## Instruction
Check every line below for the string "start", and copy the lines that contain it.

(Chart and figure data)
◇ ◇ ◇

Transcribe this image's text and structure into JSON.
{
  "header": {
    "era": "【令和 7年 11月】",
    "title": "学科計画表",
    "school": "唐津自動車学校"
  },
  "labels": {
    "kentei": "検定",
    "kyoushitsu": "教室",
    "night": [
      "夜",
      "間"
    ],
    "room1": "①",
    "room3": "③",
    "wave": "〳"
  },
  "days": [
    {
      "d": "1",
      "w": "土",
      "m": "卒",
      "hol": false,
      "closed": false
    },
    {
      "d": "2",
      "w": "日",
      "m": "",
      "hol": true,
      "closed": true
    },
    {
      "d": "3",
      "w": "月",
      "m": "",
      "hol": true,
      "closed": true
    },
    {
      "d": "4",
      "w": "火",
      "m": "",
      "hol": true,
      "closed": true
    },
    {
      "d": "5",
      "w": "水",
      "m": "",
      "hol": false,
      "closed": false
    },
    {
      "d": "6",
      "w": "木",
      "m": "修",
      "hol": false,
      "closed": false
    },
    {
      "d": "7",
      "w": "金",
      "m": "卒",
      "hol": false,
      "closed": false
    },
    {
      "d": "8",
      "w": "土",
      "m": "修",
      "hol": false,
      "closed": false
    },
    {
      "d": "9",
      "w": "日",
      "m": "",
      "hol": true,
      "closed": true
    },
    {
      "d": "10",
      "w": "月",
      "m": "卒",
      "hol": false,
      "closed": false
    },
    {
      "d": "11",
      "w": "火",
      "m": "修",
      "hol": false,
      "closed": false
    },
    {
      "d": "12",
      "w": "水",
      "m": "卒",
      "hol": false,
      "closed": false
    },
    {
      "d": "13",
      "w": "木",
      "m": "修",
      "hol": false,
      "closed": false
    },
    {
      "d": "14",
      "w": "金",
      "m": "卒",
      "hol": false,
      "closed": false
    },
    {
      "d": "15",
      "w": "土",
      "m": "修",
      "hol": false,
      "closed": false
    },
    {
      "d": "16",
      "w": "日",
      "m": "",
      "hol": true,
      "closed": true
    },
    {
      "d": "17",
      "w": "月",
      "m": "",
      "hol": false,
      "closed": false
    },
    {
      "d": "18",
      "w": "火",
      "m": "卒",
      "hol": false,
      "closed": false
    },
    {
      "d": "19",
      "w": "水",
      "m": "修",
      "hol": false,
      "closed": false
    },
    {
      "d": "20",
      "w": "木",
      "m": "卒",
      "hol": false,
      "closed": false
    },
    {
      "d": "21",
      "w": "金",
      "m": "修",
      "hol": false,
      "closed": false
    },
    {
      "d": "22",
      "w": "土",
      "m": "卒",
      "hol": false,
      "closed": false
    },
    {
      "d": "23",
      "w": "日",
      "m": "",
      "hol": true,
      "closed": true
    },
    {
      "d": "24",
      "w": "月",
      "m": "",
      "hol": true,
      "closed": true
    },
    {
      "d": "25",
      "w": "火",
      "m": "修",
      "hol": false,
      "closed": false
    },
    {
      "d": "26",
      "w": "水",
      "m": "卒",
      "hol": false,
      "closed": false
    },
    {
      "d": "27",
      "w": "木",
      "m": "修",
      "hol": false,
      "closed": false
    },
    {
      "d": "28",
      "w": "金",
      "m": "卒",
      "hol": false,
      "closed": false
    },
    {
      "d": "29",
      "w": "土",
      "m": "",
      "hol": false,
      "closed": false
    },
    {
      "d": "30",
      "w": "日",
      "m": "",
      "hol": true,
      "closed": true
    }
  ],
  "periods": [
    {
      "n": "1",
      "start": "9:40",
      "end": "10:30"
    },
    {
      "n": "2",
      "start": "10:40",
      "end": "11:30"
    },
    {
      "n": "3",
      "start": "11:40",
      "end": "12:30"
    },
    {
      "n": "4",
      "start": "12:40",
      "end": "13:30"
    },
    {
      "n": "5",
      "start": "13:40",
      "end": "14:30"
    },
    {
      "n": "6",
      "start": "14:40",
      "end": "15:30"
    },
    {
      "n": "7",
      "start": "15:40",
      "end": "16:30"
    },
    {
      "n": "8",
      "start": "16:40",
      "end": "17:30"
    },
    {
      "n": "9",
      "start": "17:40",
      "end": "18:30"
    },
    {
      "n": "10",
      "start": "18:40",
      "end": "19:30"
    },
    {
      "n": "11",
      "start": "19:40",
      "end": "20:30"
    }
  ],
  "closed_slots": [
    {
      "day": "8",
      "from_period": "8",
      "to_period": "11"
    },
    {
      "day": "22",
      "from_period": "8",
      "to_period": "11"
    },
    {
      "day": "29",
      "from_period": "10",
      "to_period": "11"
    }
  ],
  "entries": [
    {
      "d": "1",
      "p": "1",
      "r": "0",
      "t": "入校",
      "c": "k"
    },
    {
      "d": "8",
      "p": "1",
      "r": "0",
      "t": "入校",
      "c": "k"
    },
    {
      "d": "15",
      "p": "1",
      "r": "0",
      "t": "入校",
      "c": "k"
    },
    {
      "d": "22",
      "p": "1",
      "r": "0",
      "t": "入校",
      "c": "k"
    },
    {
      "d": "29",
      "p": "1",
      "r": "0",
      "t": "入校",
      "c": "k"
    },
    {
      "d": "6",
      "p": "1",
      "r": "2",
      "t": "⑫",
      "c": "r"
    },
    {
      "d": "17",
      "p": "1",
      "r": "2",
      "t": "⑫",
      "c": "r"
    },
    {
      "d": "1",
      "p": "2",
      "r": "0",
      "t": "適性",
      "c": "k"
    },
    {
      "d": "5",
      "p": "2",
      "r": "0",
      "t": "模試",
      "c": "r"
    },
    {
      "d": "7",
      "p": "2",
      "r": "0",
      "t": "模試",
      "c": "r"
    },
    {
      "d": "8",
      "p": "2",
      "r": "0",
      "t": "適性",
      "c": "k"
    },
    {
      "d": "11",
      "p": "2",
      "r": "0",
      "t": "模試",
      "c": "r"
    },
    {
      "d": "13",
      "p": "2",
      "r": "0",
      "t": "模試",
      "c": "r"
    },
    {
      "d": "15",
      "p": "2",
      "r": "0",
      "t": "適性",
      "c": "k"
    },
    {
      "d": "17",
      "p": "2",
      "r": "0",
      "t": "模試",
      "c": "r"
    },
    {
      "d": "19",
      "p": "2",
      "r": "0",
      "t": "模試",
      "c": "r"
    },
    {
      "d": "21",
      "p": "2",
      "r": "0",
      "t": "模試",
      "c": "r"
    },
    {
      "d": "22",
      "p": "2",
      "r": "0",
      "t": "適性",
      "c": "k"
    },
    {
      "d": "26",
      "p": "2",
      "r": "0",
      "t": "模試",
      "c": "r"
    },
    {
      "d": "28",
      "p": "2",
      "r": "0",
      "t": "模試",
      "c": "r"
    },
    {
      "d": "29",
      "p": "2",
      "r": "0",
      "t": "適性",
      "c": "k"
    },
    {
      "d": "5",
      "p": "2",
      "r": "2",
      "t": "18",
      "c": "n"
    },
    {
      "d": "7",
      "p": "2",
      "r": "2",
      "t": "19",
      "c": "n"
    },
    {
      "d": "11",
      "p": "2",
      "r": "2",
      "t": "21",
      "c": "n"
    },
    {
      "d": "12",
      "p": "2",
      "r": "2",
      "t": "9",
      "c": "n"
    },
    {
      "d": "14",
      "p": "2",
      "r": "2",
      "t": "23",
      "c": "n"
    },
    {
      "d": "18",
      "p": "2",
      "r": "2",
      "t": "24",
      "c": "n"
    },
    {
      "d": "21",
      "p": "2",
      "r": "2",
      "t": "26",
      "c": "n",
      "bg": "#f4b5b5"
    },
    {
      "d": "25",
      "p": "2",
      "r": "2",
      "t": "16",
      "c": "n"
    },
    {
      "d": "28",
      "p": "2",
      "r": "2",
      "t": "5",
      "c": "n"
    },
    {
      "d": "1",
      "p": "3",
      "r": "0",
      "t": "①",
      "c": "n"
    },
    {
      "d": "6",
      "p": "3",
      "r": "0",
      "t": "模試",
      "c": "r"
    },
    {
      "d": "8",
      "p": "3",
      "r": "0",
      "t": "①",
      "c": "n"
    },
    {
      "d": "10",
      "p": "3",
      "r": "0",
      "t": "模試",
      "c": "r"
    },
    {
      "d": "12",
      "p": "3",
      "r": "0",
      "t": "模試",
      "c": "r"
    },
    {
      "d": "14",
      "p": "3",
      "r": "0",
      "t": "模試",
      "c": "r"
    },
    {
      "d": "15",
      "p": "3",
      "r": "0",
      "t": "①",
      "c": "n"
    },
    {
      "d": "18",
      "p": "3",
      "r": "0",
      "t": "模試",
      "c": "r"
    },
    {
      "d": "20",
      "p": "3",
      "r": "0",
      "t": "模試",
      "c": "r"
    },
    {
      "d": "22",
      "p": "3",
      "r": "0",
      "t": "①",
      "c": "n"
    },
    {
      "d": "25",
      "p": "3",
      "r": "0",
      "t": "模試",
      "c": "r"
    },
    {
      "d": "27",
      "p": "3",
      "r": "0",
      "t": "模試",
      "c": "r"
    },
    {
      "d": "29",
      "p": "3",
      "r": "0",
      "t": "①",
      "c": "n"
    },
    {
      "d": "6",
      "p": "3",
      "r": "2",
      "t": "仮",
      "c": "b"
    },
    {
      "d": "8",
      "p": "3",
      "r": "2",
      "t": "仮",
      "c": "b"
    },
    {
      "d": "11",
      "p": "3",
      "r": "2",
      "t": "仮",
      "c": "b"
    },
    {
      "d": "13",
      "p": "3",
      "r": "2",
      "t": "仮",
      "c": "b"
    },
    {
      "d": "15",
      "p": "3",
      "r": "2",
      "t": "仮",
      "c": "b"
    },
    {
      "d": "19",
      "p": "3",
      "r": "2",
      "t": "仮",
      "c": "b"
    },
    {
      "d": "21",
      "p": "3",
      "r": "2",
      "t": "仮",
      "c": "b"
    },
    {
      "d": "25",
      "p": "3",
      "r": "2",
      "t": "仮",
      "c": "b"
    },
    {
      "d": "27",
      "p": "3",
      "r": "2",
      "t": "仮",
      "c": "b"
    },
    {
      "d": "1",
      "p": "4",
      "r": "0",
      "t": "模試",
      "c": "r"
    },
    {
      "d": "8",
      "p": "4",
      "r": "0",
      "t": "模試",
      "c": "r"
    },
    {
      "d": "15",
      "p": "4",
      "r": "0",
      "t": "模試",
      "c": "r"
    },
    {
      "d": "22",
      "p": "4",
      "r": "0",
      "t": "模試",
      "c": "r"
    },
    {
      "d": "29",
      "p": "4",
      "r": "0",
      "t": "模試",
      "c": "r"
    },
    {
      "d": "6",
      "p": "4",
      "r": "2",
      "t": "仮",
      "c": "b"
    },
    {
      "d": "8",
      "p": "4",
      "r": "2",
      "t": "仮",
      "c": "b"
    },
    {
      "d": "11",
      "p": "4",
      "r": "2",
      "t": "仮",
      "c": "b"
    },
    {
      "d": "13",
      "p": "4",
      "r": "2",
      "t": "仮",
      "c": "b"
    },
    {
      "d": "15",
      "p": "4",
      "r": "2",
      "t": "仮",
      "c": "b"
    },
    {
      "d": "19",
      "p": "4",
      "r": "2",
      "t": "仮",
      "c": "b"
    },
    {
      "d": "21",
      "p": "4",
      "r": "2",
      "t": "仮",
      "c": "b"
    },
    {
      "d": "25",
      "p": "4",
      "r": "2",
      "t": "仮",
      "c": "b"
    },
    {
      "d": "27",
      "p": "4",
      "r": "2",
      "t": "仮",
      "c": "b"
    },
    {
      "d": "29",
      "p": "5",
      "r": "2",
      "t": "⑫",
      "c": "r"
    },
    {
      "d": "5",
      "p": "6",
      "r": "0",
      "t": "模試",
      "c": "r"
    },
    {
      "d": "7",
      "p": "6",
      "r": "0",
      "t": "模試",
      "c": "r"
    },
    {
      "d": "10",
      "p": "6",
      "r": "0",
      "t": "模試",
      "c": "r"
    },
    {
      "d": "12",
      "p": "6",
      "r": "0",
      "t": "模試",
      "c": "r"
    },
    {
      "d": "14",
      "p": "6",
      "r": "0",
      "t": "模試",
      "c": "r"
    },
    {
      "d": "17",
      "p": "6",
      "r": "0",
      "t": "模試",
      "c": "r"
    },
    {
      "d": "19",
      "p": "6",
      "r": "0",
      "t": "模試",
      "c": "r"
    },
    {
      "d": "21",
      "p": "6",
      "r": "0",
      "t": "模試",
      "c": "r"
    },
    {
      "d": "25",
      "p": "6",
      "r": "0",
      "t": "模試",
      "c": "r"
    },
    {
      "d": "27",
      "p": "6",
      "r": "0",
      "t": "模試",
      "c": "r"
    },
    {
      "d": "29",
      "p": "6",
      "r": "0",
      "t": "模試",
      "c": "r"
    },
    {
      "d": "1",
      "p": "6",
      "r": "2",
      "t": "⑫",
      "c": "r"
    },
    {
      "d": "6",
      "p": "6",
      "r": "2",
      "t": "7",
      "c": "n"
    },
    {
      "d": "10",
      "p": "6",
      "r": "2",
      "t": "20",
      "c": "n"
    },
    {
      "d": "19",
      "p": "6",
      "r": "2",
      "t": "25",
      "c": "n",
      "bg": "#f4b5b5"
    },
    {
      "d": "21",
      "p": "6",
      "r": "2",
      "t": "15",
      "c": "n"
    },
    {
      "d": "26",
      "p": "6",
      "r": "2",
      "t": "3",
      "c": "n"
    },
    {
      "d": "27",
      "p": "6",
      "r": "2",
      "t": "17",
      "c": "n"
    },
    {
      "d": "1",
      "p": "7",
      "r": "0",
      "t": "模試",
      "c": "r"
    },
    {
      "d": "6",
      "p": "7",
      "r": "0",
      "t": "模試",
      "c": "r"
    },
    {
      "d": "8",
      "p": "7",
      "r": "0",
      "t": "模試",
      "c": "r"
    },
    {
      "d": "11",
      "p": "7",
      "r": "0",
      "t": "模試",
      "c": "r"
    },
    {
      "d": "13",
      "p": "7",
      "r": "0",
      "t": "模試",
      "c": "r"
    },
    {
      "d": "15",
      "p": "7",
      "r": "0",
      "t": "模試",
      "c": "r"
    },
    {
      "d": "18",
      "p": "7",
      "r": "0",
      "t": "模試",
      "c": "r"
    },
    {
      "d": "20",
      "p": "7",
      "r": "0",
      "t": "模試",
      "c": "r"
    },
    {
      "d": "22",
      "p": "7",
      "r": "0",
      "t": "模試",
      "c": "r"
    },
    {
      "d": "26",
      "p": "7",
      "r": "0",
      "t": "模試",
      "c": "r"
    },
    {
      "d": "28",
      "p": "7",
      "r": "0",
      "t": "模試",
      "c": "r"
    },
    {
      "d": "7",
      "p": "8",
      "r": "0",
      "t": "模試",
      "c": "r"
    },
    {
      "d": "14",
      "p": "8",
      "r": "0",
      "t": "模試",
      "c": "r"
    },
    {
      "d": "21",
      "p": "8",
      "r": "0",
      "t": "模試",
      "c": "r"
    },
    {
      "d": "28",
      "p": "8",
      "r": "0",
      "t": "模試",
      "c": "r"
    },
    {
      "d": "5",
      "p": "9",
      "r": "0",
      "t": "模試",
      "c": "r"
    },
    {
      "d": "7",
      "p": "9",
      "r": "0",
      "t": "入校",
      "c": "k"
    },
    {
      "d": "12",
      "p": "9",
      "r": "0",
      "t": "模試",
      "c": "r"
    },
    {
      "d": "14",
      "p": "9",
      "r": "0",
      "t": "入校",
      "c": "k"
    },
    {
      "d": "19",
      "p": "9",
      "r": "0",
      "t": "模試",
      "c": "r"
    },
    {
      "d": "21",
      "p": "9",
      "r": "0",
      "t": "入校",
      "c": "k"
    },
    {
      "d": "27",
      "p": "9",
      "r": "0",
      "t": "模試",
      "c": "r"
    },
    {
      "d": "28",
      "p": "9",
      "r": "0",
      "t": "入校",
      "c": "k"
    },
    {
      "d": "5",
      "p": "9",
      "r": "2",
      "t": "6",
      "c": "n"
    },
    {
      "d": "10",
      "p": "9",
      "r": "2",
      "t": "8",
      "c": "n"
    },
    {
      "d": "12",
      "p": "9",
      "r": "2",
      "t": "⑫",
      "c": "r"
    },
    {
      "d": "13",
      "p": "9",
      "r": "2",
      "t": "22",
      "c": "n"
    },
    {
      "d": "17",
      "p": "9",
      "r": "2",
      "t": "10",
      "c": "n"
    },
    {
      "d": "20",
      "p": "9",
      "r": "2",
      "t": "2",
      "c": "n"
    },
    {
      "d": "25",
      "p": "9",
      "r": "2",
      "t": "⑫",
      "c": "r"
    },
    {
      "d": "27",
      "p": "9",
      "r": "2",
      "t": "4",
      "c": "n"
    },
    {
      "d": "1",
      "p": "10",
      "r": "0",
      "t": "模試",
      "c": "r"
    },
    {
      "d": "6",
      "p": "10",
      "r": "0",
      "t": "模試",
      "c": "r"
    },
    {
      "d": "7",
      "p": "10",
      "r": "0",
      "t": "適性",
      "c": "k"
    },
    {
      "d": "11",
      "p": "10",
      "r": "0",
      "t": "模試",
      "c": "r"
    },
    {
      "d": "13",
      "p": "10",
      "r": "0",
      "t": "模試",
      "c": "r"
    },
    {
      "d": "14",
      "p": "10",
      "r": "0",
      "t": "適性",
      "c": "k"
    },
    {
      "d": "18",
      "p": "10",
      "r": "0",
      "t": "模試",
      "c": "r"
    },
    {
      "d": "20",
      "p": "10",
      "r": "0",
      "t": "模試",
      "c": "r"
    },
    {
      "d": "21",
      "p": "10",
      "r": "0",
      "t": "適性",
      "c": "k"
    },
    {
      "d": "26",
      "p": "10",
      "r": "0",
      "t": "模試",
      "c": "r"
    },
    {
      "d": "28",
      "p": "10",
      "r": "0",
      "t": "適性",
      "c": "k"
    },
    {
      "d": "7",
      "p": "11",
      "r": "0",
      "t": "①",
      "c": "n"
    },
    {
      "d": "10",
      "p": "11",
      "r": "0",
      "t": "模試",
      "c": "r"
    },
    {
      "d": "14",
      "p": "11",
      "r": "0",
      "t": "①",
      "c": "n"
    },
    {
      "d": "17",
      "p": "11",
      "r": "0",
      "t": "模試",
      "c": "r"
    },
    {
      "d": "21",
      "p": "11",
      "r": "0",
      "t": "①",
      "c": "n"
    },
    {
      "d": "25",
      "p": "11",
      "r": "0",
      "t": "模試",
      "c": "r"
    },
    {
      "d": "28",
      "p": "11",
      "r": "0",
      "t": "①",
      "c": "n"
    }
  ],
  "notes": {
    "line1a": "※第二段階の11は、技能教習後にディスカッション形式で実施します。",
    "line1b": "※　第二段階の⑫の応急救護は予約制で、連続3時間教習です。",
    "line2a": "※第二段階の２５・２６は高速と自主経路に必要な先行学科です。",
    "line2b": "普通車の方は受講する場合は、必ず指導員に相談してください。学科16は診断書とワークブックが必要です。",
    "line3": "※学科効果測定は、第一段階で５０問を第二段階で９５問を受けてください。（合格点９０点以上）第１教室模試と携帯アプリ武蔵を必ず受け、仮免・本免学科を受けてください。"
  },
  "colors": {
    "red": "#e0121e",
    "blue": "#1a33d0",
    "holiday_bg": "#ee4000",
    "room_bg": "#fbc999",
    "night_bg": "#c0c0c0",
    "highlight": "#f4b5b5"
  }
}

◇ ◇ ◇

## Exercise output
      "start": "9:40",
      "start": "10:40",
      "start": "11:40",
      "start": "12:40",
      "start": "13:40",
      "start": "14:40",
      "start": "15:40",
      "start": "16:40",
      "start": "17:40",
      "start": "18:40",
      "start": "19:40",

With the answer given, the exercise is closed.